• [WRITTEN REQUEST]
Every line with the word "markers" in it should be extracted from the data that follows.

• [PROVIDED MATERIAL]
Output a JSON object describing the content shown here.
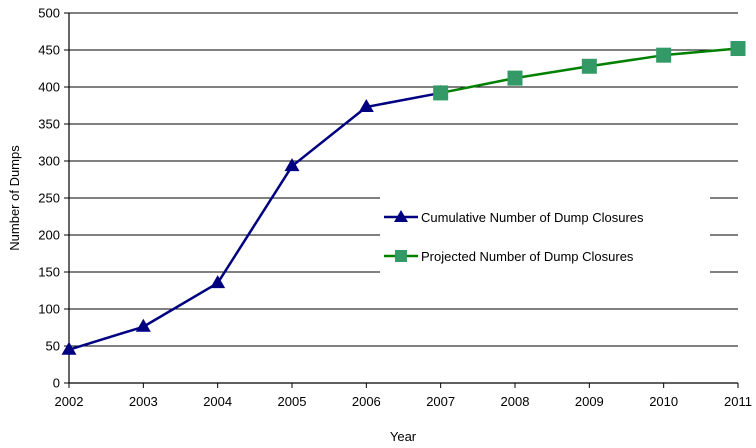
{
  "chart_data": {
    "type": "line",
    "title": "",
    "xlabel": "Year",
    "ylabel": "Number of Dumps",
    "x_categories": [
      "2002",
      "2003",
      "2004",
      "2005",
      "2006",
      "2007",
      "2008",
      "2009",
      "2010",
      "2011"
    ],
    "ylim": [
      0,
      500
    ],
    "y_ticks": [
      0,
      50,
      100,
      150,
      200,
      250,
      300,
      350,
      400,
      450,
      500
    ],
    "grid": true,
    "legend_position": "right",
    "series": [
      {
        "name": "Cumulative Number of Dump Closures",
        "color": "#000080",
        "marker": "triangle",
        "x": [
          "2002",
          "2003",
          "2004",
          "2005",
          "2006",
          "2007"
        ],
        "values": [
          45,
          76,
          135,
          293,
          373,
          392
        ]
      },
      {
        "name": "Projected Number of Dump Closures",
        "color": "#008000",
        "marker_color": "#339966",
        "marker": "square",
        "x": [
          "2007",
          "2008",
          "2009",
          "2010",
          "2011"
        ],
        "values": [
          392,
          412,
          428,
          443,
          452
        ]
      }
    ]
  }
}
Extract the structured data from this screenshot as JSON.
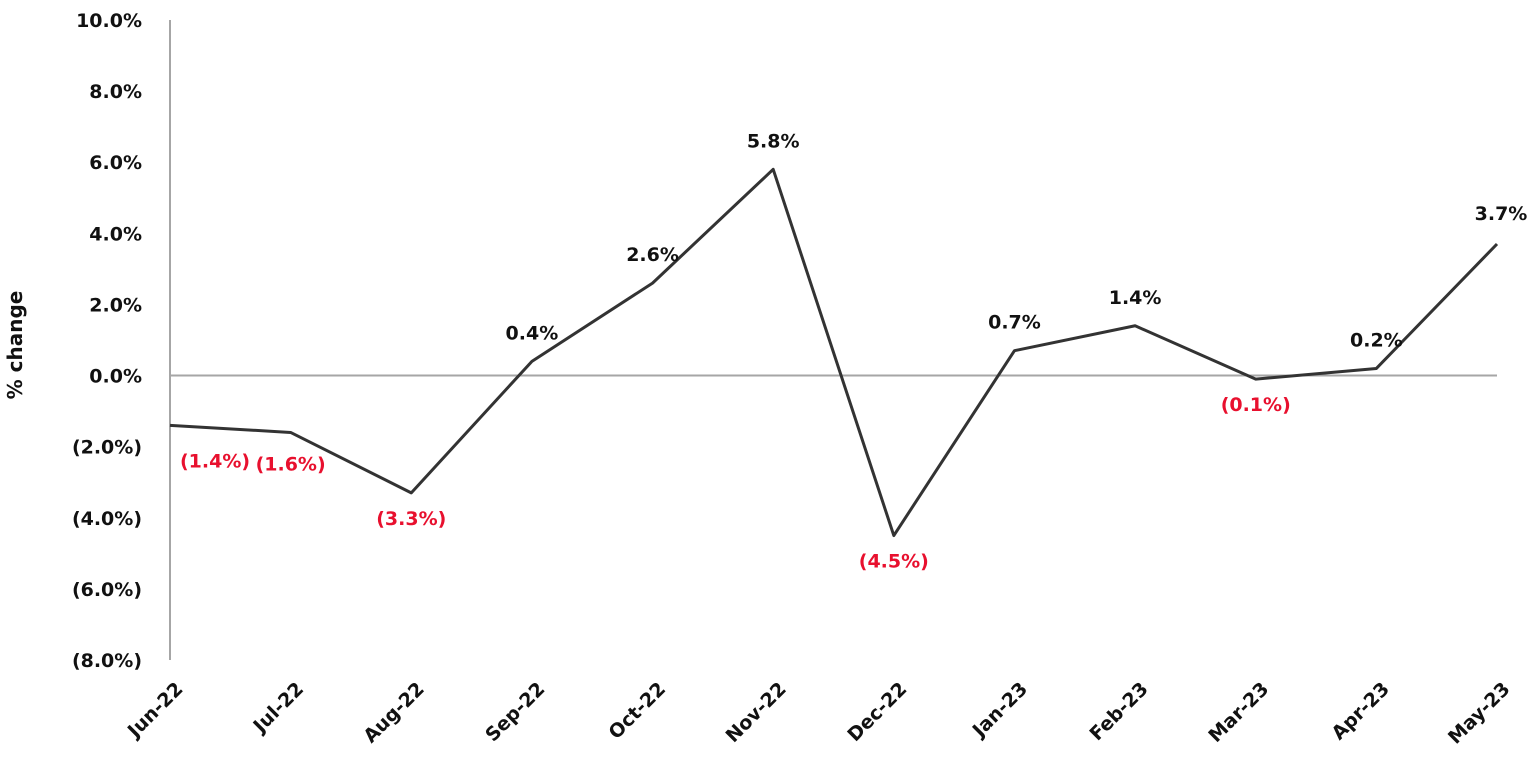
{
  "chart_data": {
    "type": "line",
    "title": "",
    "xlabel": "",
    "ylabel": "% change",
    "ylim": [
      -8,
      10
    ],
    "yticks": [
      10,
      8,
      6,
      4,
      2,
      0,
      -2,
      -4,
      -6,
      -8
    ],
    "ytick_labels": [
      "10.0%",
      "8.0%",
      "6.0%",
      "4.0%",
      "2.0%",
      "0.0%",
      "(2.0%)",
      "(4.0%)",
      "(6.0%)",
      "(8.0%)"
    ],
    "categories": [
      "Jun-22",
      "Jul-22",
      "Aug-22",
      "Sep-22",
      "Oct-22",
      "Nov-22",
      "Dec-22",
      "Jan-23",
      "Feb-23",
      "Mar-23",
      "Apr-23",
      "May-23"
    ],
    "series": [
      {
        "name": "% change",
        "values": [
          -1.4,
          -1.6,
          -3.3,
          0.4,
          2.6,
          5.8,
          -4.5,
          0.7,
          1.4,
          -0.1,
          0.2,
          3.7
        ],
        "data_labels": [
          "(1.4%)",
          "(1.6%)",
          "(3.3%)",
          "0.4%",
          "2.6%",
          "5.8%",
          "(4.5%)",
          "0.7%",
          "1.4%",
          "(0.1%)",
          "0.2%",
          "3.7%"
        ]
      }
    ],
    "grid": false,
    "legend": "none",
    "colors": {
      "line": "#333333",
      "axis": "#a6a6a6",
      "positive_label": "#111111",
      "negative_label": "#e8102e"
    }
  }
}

==

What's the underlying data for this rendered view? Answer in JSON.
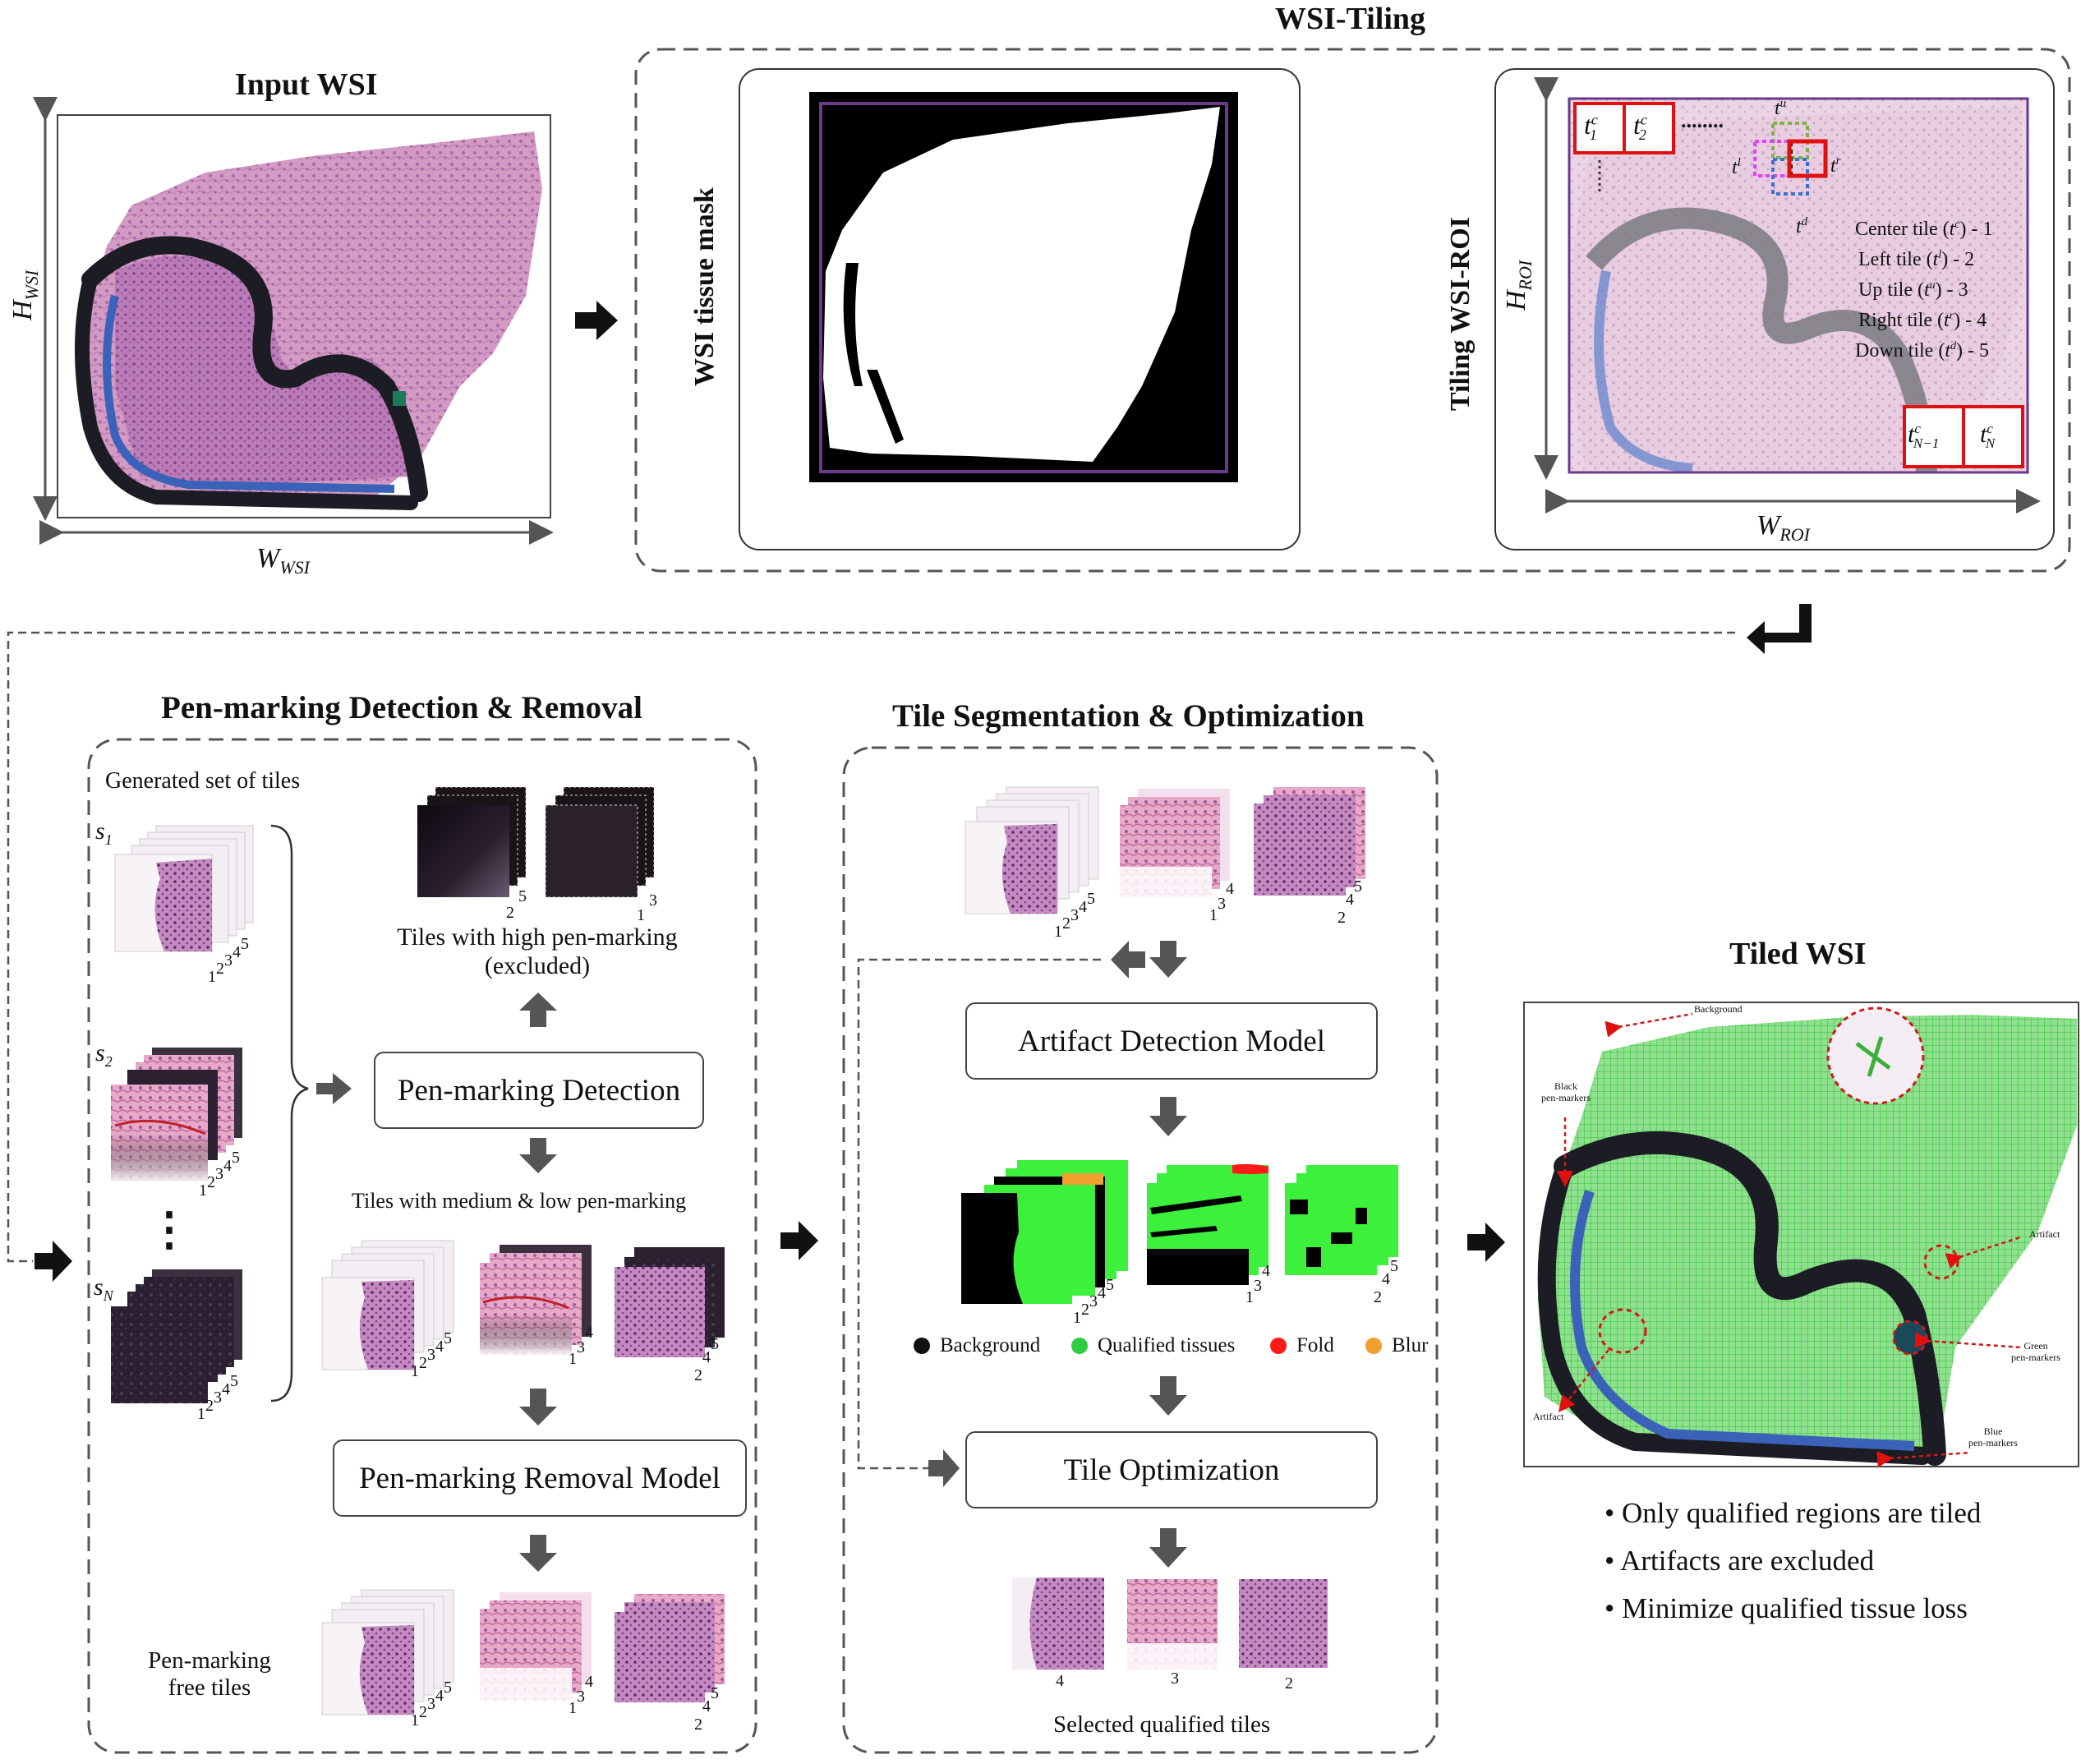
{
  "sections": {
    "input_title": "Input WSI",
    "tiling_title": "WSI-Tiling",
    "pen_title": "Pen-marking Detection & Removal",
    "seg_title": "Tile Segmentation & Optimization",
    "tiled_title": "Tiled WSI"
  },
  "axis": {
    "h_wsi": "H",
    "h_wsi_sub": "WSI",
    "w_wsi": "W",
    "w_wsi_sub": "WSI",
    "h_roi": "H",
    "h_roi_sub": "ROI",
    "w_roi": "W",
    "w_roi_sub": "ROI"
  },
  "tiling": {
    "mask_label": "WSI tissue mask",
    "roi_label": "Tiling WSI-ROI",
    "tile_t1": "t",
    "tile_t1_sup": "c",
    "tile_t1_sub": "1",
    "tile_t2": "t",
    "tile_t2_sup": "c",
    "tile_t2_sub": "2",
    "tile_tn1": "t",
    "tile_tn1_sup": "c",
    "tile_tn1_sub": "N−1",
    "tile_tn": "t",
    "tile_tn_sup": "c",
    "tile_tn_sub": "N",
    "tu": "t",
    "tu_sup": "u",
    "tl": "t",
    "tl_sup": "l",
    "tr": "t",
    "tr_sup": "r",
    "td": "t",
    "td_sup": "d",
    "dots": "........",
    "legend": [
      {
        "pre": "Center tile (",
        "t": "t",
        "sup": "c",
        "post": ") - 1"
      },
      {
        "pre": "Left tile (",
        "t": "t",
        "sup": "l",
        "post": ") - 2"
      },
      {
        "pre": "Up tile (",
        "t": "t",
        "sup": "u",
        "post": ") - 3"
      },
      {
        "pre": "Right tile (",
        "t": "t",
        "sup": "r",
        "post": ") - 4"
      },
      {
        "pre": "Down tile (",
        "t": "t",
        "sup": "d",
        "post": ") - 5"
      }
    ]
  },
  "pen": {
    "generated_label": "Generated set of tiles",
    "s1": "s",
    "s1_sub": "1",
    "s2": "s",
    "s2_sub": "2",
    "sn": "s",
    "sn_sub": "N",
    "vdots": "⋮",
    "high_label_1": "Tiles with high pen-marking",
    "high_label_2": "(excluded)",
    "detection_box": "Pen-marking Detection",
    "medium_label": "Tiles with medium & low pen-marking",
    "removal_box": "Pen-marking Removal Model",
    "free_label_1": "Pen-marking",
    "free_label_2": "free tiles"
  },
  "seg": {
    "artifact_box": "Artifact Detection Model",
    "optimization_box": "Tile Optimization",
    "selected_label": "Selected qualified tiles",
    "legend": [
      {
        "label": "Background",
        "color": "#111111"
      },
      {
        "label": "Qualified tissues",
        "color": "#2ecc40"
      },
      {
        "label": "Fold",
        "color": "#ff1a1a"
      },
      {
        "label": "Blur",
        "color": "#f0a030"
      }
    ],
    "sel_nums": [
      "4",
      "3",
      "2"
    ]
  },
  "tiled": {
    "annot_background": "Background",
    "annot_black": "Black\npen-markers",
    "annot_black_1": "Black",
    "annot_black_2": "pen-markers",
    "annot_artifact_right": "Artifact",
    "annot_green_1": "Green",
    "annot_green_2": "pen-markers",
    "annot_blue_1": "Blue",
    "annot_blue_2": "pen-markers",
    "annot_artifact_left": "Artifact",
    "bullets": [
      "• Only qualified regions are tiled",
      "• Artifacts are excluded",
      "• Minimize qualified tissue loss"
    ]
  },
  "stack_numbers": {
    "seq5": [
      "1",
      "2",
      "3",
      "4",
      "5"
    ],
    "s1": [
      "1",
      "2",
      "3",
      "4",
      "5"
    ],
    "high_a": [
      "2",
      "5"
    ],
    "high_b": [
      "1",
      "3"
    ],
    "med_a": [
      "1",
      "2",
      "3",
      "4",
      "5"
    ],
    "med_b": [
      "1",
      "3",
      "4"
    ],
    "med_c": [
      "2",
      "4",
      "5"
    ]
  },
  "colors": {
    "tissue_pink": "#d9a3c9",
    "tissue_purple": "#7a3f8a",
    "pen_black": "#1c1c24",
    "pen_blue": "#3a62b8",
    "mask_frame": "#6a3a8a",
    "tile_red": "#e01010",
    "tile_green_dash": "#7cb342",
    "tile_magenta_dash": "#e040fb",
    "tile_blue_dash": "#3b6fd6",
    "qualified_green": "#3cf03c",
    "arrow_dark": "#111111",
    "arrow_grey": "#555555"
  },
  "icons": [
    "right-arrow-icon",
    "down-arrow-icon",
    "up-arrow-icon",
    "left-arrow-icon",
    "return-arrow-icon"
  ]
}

• [EXERCISE OUTPUT]
    "annot_black": "Black\npen-markers",
    "annot_black_2": "pen-markers",
    "annot_green_2": "pen-markers",
    "annot_blue_2": "pen-markers",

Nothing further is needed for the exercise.